** AIM OF THE EXERCISE **
The answer required is how many lines of the following entries contain the word "holds", with no other words.

★ ★ ★ ★ ★ ★ ★

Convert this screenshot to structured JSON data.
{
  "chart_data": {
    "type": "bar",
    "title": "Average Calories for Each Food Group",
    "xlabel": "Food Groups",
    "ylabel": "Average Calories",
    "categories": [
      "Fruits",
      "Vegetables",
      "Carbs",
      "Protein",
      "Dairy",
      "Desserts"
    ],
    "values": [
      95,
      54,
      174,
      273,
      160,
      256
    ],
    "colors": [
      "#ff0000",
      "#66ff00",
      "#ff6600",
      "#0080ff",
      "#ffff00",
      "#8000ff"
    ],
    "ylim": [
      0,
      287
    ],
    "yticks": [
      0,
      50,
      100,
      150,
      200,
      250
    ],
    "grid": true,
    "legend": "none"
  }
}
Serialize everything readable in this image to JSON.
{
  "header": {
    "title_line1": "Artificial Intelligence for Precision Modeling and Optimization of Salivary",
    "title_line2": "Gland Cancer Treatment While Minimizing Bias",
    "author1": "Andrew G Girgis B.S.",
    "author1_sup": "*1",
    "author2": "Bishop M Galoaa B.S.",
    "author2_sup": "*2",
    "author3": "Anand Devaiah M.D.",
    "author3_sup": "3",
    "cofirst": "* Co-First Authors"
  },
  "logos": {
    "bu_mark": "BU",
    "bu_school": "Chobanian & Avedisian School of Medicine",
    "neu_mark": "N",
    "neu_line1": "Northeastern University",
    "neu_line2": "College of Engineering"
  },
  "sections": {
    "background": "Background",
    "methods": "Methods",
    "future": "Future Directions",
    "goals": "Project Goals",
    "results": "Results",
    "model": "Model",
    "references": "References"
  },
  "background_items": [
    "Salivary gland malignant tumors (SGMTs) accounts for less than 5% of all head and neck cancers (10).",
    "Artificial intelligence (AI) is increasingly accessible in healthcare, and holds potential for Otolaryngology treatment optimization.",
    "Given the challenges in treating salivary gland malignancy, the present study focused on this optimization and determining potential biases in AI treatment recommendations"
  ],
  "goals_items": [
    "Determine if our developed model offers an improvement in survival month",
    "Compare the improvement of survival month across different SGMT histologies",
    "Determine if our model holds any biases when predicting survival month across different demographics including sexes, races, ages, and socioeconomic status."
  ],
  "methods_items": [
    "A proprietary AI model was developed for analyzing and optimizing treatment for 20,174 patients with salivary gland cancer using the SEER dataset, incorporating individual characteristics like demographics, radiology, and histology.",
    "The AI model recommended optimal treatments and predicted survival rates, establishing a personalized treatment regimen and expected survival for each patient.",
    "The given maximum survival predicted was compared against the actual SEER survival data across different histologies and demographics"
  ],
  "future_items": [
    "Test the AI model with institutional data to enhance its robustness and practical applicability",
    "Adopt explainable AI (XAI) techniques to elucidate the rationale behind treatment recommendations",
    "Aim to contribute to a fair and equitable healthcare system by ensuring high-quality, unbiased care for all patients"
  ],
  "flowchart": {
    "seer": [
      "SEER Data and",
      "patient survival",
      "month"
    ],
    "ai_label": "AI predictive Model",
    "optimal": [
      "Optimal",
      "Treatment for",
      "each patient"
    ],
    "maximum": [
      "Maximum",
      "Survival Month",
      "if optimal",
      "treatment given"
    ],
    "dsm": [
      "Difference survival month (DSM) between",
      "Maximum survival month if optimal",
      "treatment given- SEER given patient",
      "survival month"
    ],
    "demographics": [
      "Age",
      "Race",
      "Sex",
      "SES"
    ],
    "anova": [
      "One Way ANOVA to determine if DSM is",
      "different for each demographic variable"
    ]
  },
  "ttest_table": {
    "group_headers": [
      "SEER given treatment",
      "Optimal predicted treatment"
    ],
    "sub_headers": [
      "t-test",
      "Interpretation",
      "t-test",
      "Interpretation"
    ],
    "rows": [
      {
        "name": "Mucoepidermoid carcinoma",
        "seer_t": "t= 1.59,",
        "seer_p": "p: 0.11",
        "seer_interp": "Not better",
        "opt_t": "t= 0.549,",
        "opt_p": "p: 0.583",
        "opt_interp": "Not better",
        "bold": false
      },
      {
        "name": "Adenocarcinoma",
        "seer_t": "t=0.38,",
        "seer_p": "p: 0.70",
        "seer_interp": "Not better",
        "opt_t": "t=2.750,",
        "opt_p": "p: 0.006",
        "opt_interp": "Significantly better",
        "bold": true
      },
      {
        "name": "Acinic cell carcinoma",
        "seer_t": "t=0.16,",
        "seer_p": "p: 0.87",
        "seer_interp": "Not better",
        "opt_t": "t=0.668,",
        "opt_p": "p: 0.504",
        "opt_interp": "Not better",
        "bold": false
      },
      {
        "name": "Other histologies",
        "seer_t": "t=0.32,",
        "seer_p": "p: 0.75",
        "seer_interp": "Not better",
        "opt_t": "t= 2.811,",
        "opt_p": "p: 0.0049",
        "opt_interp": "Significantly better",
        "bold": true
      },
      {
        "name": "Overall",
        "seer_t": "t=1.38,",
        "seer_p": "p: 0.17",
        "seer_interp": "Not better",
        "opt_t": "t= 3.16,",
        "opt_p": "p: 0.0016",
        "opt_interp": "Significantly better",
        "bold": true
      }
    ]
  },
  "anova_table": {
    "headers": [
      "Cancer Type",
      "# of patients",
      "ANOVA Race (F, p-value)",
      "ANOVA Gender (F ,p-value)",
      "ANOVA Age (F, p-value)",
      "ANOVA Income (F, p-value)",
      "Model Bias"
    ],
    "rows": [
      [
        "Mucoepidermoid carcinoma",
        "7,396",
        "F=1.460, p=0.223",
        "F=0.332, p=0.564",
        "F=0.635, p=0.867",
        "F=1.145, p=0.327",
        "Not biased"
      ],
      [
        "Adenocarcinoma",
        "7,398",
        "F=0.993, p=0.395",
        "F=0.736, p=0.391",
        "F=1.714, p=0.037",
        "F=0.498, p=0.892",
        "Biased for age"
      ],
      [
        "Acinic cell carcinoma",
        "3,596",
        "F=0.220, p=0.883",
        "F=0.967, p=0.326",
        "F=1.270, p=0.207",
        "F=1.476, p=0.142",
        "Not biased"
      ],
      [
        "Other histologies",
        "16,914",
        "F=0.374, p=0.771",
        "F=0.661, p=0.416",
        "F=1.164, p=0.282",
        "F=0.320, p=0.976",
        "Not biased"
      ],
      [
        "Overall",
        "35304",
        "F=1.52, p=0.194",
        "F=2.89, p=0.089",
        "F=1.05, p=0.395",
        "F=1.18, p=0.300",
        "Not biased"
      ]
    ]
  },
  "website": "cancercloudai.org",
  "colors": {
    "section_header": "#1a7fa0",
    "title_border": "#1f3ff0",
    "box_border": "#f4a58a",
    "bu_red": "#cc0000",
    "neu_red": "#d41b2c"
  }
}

★ ★ ★ ★ ★ ★ ★

** WRITTEN ANSWER **
2